GOAL OF THE EXERCISE
Search the data below for "SECURITY"; list each line that holds it.

LISTING
= = = = =
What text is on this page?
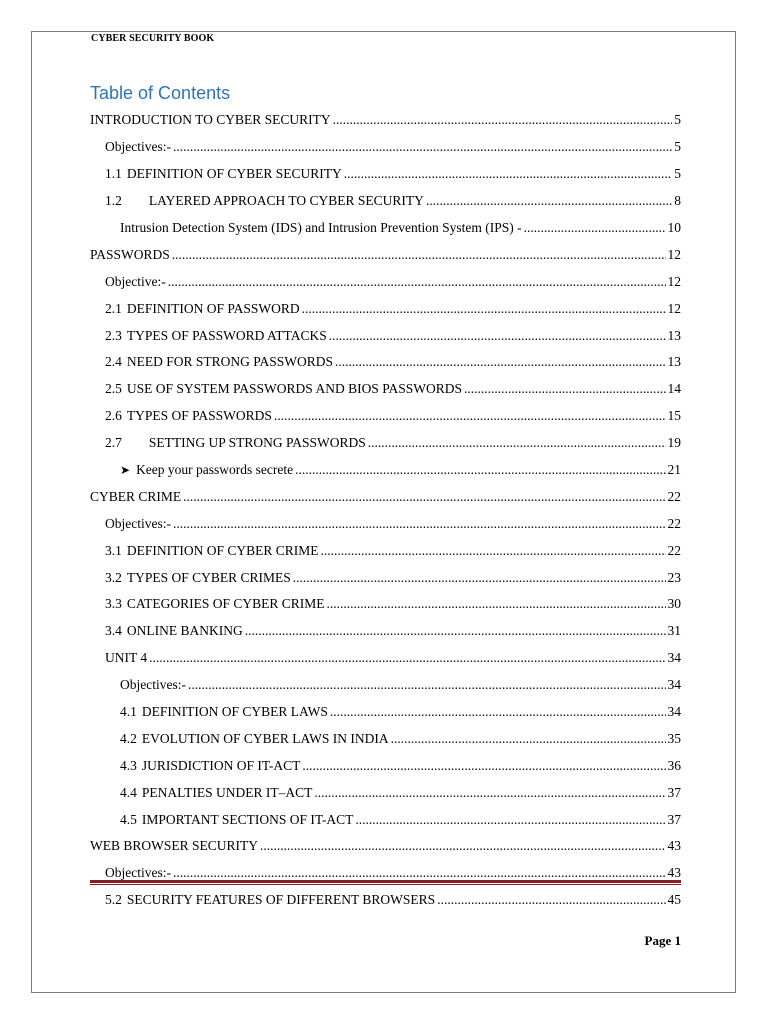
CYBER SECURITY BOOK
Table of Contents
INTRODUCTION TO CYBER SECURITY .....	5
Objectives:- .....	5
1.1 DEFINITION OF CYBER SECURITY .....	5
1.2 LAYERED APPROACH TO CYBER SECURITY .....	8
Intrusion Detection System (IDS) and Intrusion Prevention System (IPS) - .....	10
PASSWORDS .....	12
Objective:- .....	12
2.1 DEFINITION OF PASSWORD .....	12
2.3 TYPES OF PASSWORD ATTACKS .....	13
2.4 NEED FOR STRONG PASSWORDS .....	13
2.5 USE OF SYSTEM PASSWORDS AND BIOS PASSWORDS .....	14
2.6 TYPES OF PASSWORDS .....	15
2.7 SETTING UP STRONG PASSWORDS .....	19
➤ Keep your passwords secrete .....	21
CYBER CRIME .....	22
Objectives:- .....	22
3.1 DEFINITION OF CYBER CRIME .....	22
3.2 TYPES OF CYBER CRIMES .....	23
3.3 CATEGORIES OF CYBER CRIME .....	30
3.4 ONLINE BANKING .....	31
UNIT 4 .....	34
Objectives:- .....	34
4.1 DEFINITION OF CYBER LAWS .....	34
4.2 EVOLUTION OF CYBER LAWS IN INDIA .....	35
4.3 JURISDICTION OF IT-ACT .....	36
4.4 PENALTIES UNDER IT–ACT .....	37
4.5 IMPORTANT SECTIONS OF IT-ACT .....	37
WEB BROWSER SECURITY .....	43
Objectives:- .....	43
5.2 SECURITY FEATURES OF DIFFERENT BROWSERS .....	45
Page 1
= = = = =
CORRECT RESPONSE
CYBER SECURITY BOOK
INTRODUCTION TO CYBER SECURITY .....	5
1.1 DEFINITION OF CYBER SECURITY .....	5
1.2 LAYERED APPROACH TO CYBER SECURITY .....	8
WEB BROWSER SECURITY .....	43
5.2 SECURITY FEATURES OF DIFFERENT BROWSERS .....	45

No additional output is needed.